Tugas Latihan 1: Tolong sebutkan setiap baris dalam daftar di bawah yang memuat kata "separator", dengan membedakan huruf besar dan huruf kecil.

Kutipan Teks:
+ + +
Oleh M Rizal Fadillah | Pemerhati Politik dan Kebangsaan
SUARA mengejek anggota MPR kepada keluarga Jokowi termasuk
Gibran patut menjadi catatan sebagai realitas politik. Pada rakyat kebanyakan suara
huuuu itu sudah jauh lebih keras gemuruhnya. Pidato Presiden yang berapi-api
melempem seolah tersiram air oleh profil
Wapres yang mendampingi. Dari sudut manapun kita menilai bahwa Gibran adalah
parasit yang menempel pada Prabowo dan bangsa Indonesia.
Gibran tidak memenuhi syarat administratif atas kesehatan
yang semestinya. Dengan Fufufafa ia menampilkan diri berperilaku tercela. Sulit
menepis atas kepemilikan akunnya. Gibran bertahan karena ditolong oleh ayahnya,
dan publik tahu akan hal ini. Tanpa cawe-cawe Jokowi ia bukan siapa-siapa.
Mungkin lebih cocok untuk tetap berjualan martabak di Solo dan cabang-cabang
lainnya.
+ + +
Entri yang Diberikan:
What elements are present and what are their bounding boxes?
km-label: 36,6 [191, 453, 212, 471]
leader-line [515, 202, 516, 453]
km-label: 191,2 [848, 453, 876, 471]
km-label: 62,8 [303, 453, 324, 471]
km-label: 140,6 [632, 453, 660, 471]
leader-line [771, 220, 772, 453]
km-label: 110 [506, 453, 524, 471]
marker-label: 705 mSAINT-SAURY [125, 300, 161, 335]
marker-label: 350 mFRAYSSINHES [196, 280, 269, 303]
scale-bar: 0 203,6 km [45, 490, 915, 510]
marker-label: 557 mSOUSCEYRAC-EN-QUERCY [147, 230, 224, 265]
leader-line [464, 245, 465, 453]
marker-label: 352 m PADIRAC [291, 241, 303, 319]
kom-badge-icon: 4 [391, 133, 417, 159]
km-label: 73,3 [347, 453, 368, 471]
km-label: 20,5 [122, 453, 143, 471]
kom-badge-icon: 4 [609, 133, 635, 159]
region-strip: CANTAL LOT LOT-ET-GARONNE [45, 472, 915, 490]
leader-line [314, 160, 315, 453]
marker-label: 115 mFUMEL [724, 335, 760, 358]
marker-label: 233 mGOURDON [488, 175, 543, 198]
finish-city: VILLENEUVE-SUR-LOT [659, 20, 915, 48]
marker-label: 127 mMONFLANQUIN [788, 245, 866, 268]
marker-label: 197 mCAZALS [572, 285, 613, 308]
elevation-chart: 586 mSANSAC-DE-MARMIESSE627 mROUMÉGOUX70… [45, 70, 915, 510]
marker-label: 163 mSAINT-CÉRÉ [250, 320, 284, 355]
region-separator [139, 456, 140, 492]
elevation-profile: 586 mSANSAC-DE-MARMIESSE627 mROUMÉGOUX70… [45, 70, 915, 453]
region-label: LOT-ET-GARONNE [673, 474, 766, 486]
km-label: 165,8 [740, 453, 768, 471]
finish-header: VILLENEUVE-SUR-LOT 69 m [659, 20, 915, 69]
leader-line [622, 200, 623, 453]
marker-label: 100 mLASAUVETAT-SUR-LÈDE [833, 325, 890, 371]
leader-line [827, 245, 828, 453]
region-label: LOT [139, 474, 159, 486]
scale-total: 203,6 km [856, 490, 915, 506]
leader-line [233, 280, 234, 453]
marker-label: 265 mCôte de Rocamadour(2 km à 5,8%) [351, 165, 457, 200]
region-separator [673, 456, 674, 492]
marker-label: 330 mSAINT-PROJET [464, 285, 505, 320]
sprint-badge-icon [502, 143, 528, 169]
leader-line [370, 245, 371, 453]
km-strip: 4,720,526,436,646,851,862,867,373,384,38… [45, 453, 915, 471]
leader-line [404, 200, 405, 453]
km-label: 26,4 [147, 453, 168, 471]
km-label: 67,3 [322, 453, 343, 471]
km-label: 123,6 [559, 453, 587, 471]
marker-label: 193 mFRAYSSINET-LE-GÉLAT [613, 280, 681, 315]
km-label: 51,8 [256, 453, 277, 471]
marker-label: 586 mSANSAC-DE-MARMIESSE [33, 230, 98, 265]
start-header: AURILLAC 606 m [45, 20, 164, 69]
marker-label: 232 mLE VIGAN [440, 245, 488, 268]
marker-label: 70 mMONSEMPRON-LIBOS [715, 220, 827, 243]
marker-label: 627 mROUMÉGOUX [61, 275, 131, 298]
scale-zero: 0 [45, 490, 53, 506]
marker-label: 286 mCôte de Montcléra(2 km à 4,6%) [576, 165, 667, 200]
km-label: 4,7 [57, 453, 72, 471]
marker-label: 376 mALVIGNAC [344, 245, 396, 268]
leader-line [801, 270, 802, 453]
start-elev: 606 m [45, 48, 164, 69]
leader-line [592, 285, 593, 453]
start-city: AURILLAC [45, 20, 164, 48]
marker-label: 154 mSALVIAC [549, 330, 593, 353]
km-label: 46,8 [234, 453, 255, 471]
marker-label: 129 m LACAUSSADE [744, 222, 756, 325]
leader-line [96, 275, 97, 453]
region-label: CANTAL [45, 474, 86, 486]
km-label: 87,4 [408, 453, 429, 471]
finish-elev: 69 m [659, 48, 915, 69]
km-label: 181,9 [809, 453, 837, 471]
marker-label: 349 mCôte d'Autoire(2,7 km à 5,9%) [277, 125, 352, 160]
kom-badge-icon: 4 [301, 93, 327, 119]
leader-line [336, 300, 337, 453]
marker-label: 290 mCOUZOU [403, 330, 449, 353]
+ + +
Tugas Latihan 2: Lanjutkan tulisan opini tentang Gibran di atas, mulai setelah kalimat terakhirnya.

Jawaban 1:
region-separator [139, 456, 140, 492]
region-separator [673, 456, 674, 492]

Jawaban 2:
Mengenai kualitas juga dipertanyakan. Mantan Walikota tidak tamat ini masih suka dengan
mainan anak-anak dan bacaannya komik. Hal yang tidak sepadan dengan jabatan
yang begitu tinggi dan menentukan. Seorang pengamat dalam wawancara podcast
menyebut Gibran sebagai Wapres akan berfungsi lima yaitu tukang gunting pita,
pukul gong, pecah kendi, lepas burung dan lepas balon.
Berbagai penyakit baik perusakan konstitusi, demokrasi, hak
asasi, moral dan agama akan membahayakan stabilitas pemerintahan Prabowo.
Gibran bukan kohesi tetapi kuman penggerus kewibawaan pemerintahan. Rakyat akan
menyerang Istana dari pintu butut Gibran. Prabowo terlalu berisiko jika terus
melindunginya. Melindungi sama saja dengan bunuh diri.
DPR dan MPR baru harus membaca bahaya instabilitas ini.
Melakukan antisipasi dini sebelum proses pembusukan terjadi. Pidato pelantikan
Prabowo tentang pemulihan kedaulatan rakyat mesti menjadi spirit bagi DPR dan
MPR untuk menempatkan diri sebagai lembaga yang lebih aspiratif dan terbuka.
Saatnya untuk mendengarkan suara rakyat.
Beberapa sikap politik DPR dan MPR yang akan dinilai
aspiratif antara lain :
Pertama, DPR melakukan koreksi atas undang-undang yang tidak
memihak kepada rakyat seperti UU Cipta Kerja, UU KPK, UU ITE, UU Minerba dan
lainnya.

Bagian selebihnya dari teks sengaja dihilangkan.